> [TASK DESCRIPTION] Search the material below for the word "Министерства" and copy every line in which it occurs.

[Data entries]
## Start

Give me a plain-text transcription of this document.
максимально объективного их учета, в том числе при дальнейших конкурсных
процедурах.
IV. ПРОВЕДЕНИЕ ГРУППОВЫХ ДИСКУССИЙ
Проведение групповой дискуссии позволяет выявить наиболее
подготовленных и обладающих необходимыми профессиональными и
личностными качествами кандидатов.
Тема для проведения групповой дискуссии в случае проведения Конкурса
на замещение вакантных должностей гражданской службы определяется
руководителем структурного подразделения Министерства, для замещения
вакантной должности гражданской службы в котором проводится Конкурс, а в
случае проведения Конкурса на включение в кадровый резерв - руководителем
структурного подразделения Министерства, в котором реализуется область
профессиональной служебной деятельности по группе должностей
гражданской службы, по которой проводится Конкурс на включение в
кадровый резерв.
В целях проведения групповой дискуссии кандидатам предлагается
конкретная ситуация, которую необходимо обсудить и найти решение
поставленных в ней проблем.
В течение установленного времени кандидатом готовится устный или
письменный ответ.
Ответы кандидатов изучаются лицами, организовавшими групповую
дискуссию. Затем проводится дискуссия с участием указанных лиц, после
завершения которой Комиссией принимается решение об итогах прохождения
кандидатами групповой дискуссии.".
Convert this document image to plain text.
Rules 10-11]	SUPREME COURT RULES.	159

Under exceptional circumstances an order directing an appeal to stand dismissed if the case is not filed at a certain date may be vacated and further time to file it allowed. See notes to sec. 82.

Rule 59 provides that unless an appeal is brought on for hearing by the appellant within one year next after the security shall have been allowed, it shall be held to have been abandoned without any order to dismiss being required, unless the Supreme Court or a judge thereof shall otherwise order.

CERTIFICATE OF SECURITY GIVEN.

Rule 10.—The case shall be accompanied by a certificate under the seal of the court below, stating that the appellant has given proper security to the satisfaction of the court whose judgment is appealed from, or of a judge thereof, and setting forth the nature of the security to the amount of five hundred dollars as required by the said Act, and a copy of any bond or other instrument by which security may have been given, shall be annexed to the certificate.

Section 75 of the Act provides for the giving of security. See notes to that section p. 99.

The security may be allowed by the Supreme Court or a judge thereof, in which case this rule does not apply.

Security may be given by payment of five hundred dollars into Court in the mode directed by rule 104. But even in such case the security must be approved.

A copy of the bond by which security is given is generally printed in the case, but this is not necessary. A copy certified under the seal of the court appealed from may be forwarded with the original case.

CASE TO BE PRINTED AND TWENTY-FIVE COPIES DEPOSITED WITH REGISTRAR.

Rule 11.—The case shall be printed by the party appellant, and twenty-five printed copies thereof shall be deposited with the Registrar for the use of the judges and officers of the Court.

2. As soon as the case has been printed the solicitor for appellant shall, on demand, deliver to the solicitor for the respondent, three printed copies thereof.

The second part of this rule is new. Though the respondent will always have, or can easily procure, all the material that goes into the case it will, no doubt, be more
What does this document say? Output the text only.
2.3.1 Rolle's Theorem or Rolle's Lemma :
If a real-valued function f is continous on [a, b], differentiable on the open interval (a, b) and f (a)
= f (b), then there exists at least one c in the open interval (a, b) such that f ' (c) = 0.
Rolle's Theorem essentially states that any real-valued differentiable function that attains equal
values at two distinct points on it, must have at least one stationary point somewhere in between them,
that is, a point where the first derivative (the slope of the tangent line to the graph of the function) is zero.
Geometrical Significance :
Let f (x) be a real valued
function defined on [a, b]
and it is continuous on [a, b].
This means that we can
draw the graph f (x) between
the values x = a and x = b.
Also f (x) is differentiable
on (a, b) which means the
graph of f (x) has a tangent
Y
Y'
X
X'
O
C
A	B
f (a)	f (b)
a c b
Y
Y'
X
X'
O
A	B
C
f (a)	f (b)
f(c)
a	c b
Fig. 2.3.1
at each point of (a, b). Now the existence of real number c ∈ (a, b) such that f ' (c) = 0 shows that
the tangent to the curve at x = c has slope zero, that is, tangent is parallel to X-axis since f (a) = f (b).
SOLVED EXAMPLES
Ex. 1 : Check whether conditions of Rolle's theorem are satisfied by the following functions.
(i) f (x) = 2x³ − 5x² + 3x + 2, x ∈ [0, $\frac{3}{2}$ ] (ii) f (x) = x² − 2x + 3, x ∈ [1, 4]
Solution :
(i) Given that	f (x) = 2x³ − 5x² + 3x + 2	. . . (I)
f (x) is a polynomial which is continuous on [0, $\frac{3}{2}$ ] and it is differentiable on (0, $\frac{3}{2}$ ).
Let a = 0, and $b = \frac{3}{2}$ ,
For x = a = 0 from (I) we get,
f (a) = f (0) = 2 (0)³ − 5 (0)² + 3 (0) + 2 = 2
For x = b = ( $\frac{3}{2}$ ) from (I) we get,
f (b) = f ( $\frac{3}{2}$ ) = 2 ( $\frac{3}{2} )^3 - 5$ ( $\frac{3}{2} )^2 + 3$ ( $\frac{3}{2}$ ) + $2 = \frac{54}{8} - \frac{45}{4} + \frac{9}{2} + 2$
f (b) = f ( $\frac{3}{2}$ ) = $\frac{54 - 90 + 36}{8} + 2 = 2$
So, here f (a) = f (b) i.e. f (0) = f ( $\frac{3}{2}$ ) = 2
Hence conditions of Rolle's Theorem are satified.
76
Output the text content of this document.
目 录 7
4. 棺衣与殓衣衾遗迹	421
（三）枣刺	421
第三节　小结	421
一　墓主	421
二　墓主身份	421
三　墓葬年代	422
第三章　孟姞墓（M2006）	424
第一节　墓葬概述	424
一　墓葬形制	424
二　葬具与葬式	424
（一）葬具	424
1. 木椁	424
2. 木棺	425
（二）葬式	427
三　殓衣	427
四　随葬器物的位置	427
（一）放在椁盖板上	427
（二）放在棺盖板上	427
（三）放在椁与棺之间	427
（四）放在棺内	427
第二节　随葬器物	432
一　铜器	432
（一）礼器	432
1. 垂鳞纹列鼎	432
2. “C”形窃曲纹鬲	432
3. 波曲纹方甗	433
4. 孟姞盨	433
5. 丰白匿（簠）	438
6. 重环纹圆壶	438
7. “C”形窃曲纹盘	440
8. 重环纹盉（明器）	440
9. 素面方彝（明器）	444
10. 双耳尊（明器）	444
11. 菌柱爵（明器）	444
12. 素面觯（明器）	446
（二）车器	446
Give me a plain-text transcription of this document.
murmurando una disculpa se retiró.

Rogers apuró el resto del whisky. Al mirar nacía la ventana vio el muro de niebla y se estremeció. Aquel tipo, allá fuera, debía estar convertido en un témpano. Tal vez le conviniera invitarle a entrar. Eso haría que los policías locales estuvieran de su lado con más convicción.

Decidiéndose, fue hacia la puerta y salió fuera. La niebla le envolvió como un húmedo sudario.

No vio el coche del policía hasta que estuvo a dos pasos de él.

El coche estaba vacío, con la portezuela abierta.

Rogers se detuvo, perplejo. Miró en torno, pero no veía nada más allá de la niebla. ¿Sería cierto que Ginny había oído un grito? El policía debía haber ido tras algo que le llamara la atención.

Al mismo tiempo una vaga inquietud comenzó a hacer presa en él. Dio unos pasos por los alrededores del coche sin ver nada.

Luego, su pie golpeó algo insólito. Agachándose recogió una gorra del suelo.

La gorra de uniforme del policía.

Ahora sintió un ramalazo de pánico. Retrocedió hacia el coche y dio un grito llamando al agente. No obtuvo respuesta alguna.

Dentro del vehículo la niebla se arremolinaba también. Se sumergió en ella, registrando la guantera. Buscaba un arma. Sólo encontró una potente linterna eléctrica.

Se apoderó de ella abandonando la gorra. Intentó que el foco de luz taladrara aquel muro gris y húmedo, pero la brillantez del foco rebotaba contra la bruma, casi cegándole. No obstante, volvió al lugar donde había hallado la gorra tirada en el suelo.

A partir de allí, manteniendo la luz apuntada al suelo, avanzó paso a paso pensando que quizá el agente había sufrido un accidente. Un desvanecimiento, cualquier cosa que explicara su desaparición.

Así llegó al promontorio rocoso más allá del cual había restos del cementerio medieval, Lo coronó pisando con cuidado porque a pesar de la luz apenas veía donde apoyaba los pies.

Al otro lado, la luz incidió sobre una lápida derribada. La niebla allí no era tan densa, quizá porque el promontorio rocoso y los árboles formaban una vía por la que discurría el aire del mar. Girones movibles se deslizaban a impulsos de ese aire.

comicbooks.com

## End

> [TASK RESULT]
руководителем структурного подразделения Министерства, для замещения
структурного подразделения Министерства, в котором реализуется область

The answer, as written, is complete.